Page element annotations
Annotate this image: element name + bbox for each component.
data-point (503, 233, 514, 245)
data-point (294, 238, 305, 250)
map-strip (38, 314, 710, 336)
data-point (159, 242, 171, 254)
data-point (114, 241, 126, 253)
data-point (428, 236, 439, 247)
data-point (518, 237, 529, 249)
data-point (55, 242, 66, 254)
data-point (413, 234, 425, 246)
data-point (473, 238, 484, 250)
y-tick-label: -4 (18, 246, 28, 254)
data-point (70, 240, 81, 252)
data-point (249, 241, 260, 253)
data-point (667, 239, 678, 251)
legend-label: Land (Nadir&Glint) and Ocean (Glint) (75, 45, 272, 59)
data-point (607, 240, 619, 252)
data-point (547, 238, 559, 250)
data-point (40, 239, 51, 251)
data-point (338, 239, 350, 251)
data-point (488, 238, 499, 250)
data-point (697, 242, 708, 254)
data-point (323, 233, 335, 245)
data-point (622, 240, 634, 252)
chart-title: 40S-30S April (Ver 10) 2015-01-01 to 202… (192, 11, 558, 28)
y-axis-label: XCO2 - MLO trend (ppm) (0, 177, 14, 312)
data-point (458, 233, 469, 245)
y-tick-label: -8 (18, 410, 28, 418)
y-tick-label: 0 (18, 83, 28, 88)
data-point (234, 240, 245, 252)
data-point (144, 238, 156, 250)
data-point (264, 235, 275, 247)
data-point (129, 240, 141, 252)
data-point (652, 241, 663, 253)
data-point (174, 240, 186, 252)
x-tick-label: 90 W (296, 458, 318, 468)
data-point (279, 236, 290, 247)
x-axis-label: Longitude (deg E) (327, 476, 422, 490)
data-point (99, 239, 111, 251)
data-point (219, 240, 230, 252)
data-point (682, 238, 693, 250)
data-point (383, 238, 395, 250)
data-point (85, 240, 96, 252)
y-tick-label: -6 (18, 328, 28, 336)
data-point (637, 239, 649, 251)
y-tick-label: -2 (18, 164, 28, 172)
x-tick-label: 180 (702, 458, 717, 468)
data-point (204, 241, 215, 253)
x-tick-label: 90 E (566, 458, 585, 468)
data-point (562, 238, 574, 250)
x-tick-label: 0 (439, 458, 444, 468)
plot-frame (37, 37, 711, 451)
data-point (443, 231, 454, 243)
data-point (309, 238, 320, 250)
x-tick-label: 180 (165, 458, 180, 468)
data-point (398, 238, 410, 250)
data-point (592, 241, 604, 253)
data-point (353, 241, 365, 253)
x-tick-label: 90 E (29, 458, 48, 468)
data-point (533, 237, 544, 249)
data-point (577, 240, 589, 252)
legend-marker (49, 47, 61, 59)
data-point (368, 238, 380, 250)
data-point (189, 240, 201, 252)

**Short problem**
Repeat every line in the rows verbatim.

**Answer to this exercise**
Annotate this image: element name + bbox for each component.
data-point (503, 233, 514, 245)
data-point (294, 238, 305, 250)
map-strip (38, 314, 710, 336)
data-point (159, 242, 171, 254)
data-point (114, 241, 126, 253)
data-point (428, 236, 439, 247)
data-point (518, 237, 529, 249)
data-point (55, 242, 66, 254)
data-point (413, 234, 425, 246)
data-point (473, 238, 484, 250)
y-tick-label: -4 (18, 246, 28, 254)
data-point (70, 240, 81, 252)
data-point (249, 241, 260, 253)
data-point (667, 239, 678, 251)
legend-label: Land (Nadir&Glint) and Ocean (Glint) (75, 45, 272, 59)
data-point (607, 240, 619, 252)
data-point (547, 238, 559, 250)
data-point (40, 239, 51, 251)
data-point (338, 239, 350, 251)
data-point (488, 238, 499, 250)
data-point (697, 242, 708, 254)
data-point (323, 233, 335, 245)
data-point (622, 240, 634, 252)
chart-title: 40S-30S April (Ver 10) 2015-01-01 to 202… (192, 11, 558, 28)
y-axis-label: XCO2 - MLO trend (ppm) (0, 177, 14, 312)
data-point (458, 233, 469, 245)
y-tick-label: -8 (18, 410, 28, 418)
y-tick-label: 0 (18, 83, 28, 88)
data-point (234, 240, 245, 252)
data-point (144, 238, 156, 250)
data-point (264, 235, 275, 247)
data-point (129, 240, 141, 252)
data-point (652, 241, 663, 253)
data-point (174, 240, 186, 252)
x-tick-label: 90 W (296, 458, 318, 468)
data-point (279, 236, 290, 247)
x-axis-label: Longitude (deg E) (327, 476, 422, 490)
data-point (99, 239, 111, 251)
data-point (219, 240, 230, 252)
data-point (682, 238, 693, 250)
data-point (383, 238, 395, 250)
data-point (85, 240, 96, 252)
y-tick-label: -6 (18, 328, 28, 336)
data-point (637, 239, 649, 251)
y-tick-label: -2 (18, 164, 28, 172)
x-tick-label: 180 (702, 458, 717, 468)
data-point (204, 241, 215, 253)
x-tick-label: 90 E (566, 458, 585, 468)
data-point (562, 238, 574, 250)
x-tick-label: 0 (439, 458, 444, 468)
plot-frame (37, 37, 711, 451)
data-point (443, 231, 454, 243)
data-point (309, 238, 320, 250)
x-tick-label: 180 (165, 458, 180, 468)
data-point (398, 238, 410, 250)
data-point (592, 241, 604, 253)
data-point (353, 241, 365, 253)
x-tick-label: 90 E (29, 458, 48, 468)
data-point (533, 237, 544, 249)
data-point (577, 240, 589, 252)
legend-marker (49, 47, 61, 59)
data-point (368, 238, 380, 250)
data-point (189, 240, 201, 252)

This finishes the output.